#### The input
+ + + + +
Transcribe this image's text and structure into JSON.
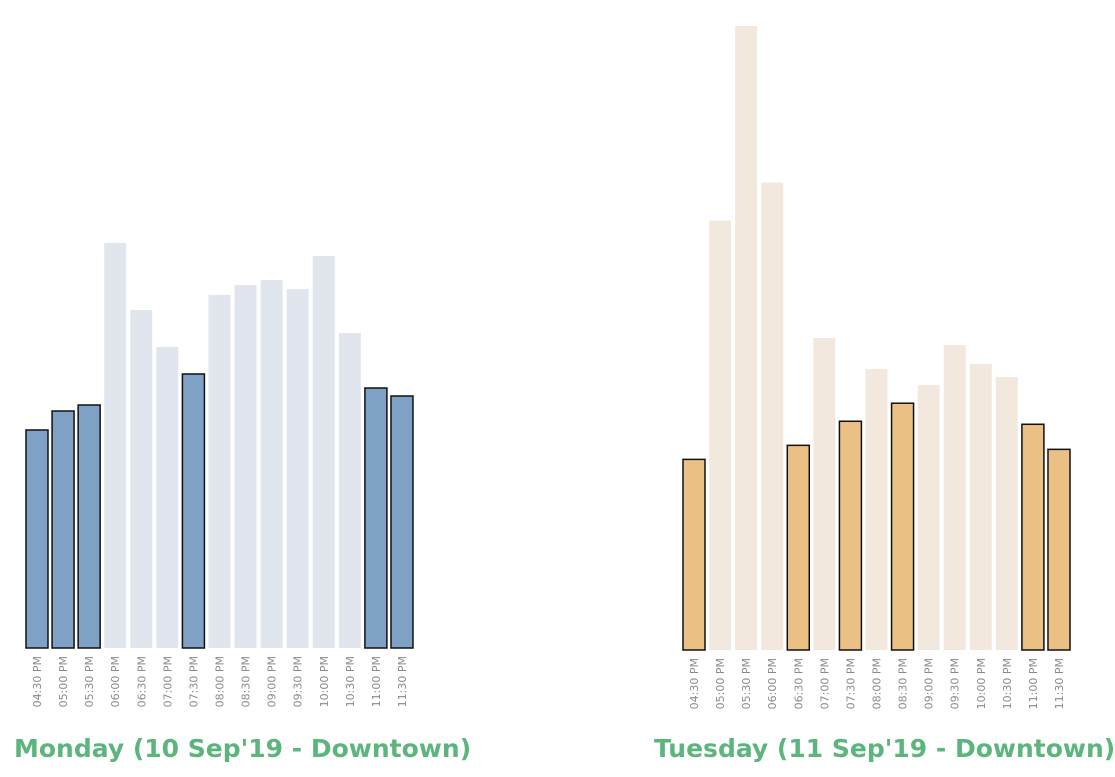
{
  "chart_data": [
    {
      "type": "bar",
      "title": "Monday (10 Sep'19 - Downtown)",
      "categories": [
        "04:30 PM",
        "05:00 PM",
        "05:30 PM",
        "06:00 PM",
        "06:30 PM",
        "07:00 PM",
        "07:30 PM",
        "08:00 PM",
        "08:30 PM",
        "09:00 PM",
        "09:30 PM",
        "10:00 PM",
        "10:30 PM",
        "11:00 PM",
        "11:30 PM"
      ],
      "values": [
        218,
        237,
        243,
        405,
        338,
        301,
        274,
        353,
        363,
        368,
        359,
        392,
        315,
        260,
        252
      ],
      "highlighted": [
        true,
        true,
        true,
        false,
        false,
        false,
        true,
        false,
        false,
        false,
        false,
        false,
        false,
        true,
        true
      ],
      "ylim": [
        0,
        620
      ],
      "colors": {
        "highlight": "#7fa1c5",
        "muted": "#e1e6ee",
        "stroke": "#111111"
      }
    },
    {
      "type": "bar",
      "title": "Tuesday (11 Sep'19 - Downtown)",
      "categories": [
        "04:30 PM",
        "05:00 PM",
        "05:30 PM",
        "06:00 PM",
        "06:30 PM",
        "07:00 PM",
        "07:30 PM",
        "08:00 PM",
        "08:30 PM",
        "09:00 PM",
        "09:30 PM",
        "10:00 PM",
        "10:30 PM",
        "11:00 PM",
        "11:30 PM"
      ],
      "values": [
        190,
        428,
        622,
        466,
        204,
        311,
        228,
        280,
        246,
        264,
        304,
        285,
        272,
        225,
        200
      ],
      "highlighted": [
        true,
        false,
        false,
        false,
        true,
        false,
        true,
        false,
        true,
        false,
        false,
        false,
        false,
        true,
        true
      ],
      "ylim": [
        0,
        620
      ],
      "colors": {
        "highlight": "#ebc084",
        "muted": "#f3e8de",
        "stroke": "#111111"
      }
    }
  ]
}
+ + + + +
#### Problem to work on
Return all the entries word for word, but omit any pictures they contain.

#### Solution for this exercise
Transcribe this image's text and structure into JSON.
{
  "chart_data": [
    {
      "type": "bar",
      "title": "Monday (10 Sep'19 - Downtown)",
      "categories": [
        "04:30 PM",
        "05:00 PM",
        "05:30 PM",
        "06:00 PM",
        "06:30 PM",
        "07:00 PM",
        "07:30 PM",
        "08:00 PM",
        "08:30 PM",
        "09:00 PM",
        "09:30 PM",
        "10:00 PM",
        "10:30 PM",
        "11:00 PM",
        "11:30 PM"
      ],
      "values": [
        218,
        237,
        243,
        405,
        338,
        301,
        274,
        353,
        363,
        368,
        359,
        392,
        315,
        260,
        252
      ],
      "highlighted": [
        true,
        true,
        true,
        false,
        false,
        false,
        true,
        false,
        false,
        false,
        false,
        false,
        false,
        true,
        true
      ],
      "ylim": [
        0,
        620
      ],
      "colors": {
        "highlight": "#7fa1c5",
        "muted": "#e1e6ee",
        "stroke": "#111111"
      }
    },
    {
      "type": "bar",
      "title": "Tuesday (11 Sep'19 - Downtown)",
      "categories": [
        "04:30 PM",
        "05:00 PM",
        "05:30 PM",
        "06:00 PM",
        "06:30 PM",
        "07:00 PM",
        "07:30 PM",
        "08:00 PM",
        "08:30 PM",
        "09:00 PM",
        "09:30 PM",
        "10:00 PM",
        "10:30 PM",
        "11:00 PM",
        "11:30 PM"
      ],
      "values": [
        190,
        428,
        622,
        466,
        204,
        311,
        228,
        280,
        246,
        264,
        304,
        285,
        272,
        225,
        200
      ],
      "highlighted": [
        true,
        false,
        false,
        false,
        true,
        false,
        true,
        false,
        true,
        false,
        false,
        false,
        false,
        true,
        true
      ],
      "ylim": [
        0,
        620
      ],
      "colors": {
        "highlight": "#ebc084",
        "muted": "#f3e8de",
        "stroke": "#111111"
      }
    }
  ]
}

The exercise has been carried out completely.